Information given:

====================

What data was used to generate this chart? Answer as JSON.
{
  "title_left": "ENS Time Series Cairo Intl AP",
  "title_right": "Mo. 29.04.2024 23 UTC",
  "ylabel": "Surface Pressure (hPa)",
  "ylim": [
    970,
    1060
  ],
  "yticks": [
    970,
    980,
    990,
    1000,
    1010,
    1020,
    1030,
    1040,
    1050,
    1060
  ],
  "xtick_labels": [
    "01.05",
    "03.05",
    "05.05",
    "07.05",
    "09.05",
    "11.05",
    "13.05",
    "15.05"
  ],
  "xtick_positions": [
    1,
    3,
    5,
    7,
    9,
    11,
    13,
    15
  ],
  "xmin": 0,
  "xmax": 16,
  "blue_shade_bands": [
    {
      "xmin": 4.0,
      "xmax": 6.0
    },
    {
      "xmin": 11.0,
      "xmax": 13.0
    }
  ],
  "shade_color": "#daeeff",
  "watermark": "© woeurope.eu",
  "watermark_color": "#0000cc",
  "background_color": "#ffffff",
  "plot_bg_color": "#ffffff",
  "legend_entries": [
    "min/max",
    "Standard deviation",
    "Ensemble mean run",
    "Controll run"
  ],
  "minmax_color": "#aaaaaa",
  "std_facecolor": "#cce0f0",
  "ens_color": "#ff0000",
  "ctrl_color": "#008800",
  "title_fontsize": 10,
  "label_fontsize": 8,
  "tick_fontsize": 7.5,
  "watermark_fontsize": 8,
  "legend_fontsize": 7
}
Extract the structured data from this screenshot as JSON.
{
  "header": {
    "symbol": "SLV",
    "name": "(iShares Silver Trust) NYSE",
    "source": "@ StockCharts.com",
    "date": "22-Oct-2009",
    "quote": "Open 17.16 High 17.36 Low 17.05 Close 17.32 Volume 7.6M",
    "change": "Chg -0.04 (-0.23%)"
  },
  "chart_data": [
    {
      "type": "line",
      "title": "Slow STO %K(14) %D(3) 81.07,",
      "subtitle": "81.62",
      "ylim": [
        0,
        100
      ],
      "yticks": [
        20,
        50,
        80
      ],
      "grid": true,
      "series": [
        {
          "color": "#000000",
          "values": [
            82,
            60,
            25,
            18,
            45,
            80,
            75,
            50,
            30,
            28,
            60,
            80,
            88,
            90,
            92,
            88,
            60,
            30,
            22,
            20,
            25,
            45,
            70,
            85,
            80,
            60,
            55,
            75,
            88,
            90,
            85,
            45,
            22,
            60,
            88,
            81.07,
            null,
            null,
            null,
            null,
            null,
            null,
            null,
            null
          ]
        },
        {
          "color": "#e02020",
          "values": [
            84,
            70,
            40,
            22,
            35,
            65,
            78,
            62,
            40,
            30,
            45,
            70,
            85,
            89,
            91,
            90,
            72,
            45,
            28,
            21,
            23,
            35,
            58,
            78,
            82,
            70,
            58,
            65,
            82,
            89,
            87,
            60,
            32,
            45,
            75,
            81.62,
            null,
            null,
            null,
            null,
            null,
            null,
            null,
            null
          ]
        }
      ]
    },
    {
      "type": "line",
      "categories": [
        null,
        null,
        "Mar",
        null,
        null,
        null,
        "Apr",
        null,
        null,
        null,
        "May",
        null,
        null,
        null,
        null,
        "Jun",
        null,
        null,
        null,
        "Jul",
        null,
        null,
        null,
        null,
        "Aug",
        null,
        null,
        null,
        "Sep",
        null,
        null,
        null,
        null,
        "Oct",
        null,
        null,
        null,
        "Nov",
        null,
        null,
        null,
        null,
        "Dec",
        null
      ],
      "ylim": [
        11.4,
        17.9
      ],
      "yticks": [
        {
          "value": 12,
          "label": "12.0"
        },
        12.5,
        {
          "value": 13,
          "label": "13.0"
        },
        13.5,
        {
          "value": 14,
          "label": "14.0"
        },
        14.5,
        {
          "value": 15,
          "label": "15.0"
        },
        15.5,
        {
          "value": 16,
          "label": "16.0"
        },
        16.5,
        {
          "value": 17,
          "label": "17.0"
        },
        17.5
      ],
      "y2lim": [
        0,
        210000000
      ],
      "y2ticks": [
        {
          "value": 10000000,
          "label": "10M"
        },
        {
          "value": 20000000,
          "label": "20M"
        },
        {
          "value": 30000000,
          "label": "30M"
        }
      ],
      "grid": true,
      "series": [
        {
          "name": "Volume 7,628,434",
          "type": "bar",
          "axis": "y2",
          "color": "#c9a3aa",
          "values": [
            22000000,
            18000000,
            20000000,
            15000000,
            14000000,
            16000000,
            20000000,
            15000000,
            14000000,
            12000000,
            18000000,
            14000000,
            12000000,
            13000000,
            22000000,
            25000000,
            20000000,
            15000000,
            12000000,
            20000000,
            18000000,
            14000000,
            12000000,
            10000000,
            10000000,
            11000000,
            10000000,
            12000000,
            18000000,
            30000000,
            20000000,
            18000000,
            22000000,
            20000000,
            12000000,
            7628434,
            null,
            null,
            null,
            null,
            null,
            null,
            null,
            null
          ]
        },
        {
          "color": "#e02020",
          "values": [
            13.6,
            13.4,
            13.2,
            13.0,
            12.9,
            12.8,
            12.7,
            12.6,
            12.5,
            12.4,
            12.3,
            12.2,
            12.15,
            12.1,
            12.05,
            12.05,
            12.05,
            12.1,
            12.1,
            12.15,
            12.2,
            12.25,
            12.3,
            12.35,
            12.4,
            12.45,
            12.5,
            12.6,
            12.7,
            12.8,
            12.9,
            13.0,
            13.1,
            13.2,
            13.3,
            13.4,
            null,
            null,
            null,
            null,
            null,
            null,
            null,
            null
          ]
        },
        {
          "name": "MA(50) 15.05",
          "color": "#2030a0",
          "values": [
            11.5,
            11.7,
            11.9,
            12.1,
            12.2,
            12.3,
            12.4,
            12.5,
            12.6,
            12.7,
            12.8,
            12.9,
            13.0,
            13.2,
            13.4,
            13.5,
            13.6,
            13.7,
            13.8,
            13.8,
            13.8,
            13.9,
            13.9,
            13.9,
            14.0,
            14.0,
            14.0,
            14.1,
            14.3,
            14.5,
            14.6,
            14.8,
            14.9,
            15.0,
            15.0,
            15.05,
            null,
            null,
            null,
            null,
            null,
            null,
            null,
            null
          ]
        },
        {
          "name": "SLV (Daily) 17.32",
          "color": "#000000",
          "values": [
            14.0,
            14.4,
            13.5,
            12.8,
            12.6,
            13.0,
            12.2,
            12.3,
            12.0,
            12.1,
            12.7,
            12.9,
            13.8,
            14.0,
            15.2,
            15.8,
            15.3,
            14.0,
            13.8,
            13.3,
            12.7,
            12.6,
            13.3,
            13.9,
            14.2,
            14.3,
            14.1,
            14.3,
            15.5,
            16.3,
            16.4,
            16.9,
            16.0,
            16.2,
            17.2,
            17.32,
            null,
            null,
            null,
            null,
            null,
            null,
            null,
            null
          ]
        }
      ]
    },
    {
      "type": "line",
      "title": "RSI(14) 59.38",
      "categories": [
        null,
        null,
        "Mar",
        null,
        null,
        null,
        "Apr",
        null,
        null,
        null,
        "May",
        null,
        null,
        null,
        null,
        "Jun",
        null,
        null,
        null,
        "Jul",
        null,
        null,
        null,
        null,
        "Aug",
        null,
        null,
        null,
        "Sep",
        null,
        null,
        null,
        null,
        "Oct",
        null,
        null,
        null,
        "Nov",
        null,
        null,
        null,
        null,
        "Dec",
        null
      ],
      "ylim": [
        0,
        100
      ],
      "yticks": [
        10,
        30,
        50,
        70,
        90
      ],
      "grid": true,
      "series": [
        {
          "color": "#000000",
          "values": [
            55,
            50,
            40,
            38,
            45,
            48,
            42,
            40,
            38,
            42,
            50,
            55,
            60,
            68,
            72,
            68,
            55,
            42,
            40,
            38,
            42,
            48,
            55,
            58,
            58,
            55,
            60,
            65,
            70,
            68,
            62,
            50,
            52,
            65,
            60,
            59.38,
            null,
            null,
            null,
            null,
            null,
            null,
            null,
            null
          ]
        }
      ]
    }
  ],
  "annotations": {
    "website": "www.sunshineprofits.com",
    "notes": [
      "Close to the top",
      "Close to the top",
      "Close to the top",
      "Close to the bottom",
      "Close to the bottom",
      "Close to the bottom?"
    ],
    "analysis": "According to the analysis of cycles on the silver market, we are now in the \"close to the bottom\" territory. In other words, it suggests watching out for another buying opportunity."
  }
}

====================

The task: Using the data above, copy each line that contains "JSON".

Finished answer:
What data was used to generate this chart? Answer as JSON.
Extract the structured data from this screenshot as JSON.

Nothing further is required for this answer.